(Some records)
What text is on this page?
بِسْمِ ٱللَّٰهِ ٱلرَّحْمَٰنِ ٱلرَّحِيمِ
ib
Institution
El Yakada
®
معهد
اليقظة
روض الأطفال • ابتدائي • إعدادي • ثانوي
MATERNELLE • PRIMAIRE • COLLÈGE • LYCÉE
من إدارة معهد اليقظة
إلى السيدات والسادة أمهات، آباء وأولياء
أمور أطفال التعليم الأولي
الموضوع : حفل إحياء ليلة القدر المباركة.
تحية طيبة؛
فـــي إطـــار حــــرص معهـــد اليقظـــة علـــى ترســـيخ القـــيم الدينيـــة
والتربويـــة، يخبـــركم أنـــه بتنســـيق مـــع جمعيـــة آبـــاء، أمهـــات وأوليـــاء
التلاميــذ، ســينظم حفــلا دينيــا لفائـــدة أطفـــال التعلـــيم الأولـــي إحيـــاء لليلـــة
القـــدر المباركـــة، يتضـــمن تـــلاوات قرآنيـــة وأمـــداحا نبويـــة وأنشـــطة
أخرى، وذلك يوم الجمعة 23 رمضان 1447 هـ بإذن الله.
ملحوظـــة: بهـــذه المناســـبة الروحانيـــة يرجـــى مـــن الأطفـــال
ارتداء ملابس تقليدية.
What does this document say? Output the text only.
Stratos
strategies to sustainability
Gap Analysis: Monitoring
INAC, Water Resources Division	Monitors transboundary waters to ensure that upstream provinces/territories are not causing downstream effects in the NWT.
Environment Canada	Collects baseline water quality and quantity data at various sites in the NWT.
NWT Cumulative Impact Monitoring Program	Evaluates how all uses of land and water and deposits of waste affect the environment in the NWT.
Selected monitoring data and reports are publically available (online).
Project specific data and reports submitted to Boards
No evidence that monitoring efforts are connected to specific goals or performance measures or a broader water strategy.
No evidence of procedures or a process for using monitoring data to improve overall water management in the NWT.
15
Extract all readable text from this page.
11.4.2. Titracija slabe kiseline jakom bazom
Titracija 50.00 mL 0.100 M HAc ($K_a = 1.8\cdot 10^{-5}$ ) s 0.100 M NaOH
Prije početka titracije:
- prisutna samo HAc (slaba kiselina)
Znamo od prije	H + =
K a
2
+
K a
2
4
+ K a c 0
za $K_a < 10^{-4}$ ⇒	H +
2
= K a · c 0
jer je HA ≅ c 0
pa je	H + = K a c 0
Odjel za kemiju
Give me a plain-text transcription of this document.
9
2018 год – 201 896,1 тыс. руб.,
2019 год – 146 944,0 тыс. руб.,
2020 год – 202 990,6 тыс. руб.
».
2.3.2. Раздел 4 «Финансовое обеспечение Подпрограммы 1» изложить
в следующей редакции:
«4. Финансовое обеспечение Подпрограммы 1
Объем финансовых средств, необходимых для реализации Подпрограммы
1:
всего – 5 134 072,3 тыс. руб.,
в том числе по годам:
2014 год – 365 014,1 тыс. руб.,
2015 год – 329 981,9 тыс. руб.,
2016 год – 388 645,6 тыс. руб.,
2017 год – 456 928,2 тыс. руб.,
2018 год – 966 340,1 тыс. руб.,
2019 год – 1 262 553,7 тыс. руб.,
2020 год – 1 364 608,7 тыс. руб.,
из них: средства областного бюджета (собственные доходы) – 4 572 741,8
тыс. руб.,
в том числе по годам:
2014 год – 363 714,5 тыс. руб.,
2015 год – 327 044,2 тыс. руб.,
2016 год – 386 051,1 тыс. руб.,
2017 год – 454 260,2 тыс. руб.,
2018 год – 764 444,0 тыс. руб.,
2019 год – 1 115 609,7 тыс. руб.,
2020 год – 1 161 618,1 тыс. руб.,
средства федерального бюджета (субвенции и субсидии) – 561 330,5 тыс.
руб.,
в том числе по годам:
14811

_Problem to solve_
From the listing above, extract every line exactly as it stands.

_Correct response_
What text is on this page?
بِسْمِ ٱللَّٰهِ ٱلرَّحْمَٰنِ ٱلرَّحِيمِ
ib
Institution
El Yakada
®
معهد
اليقظة
روض الأطفال • ابتدائي • إعدادي • ثانوي
MATERNELLE • PRIMAIRE • COLLÈGE • LYCÉE
من إدارة معهد اليقظة
إلى السيدات والسادة أمهات، آباء وأولياء
أمور أطفال التعليم الأولي
الموضوع : حفل إحياء ليلة القدر المباركة.
تحية طيبة؛
فـــي إطـــار حــــرص معهـــد اليقظـــة علـــى ترســـيخ القـــيم الدينيـــة
والتربويـــة، يخبـــركم أنـــه بتنســـيق مـــع جمعيـــة آبـــاء، أمهـــات وأوليـــاء
التلاميــذ، ســينظم حفــلا دينيــا لفائـــدة أطفـــال التعلـــيم الأولـــي إحيـــاء لليلـــة
القـــدر المباركـــة، يتضـــمن تـــلاوات قرآنيـــة وأمـــداحا نبويـــة وأنشـــطة
أخرى، وذلك يوم الجمعة 23 رمضان 1447 هـ بإذن الله.
ملحوظـــة: بهـــذه المناســـبة الروحانيـــة يرجـــى مـــن الأطفـــال
ارتداء ملابس تقليدية.
What does this document say? Output the text only.
Stratos
strategies to sustainability
Gap Analysis: Monitoring
INAC, Water Resources Division	Monitors transboundary waters to ensure that upstream provinces/territories are not causing downstream effects in the NWT.
Environment Canada	Collects baseline water quality and quantity data at various sites in the NWT.
NWT Cumulative Impact Monitoring Program	Evaluates how all uses of land and water and deposits of waste affect the environment in the NWT.
Selected monitoring data and reports are publically available (online).
Project specific data and reports submitted to Boards
No evidence that monitoring efforts are connected to specific goals or performance measures or a broader water strategy.
No evidence of procedures or a process for using monitoring data to improve overall water management in the NWT.
15
Extract all readable text from this page.
11.4.2. Titracija slabe kiseline jakom bazom
Titracija 50.00 mL 0.100 M HAc ($K_a = 1.8\cdot 10^{-5}$ ) s 0.100 M NaOH
Prije početka titracije:
- prisutna samo HAc (slaba kiselina)
Znamo od prije	H + =
K a
2
+
K a
2
4
+ K a c 0
za $K_a < 10^{-4}$ ⇒	H +
2
= K a · c 0
jer je HA ≅ c 0
pa je	H + = K a c 0
Odjel za kemiju
Give me a plain-text transcription of this document.
9
2018 год – 201 896,1 тыс. руб.,
2019 год – 146 944,0 тыс. руб.,
2020 год – 202 990,6 тыс. руб.
».
2.3.2. Раздел 4 «Финансовое обеспечение Подпрограммы 1» изложить
в следующей редакции:
«4. Финансовое обеспечение Подпрограммы 1
Объем финансовых средств, необходимых для реализации Подпрограммы
1:
всего – 5 134 072,3 тыс. руб.,
в том числе по годам:
2014 год – 365 014,1 тыс. руб.,
2015 год – 329 981,9 тыс. руб.,
2016 год – 388 645,6 тыс. руб.,
2017 год – 456 928,2 тыс. руб.,
2018 год – 966 340,1 тыс. руб.,
2019 год – 1 262 553,7 тыс. руб.,
2020 год – 1 364 608,7 тыс. руб.,
из них: средства областного бюджета (собственные доходы) – 4 572 741,8
тыс. руб.,
в том числе по годам:
2014 год – 363 714,5 тыс. руб.,
2015 год – 327 044,2 тыс. руб.,
2016 год – 386 051,1 тыс. руб.,
2017 год – 454 260,2 тыс. руб.,
2018 год – 764 444,0 тыс. руб.,
2019 год – 1 115 609,7 тыс. руб.,
2020 год – 1 161 618,1 тыс. руб.,
средства федерального бюджета (субвенции и субсидии) – 561 330,5 тыс.
руб.,
в том числе по годам:
14811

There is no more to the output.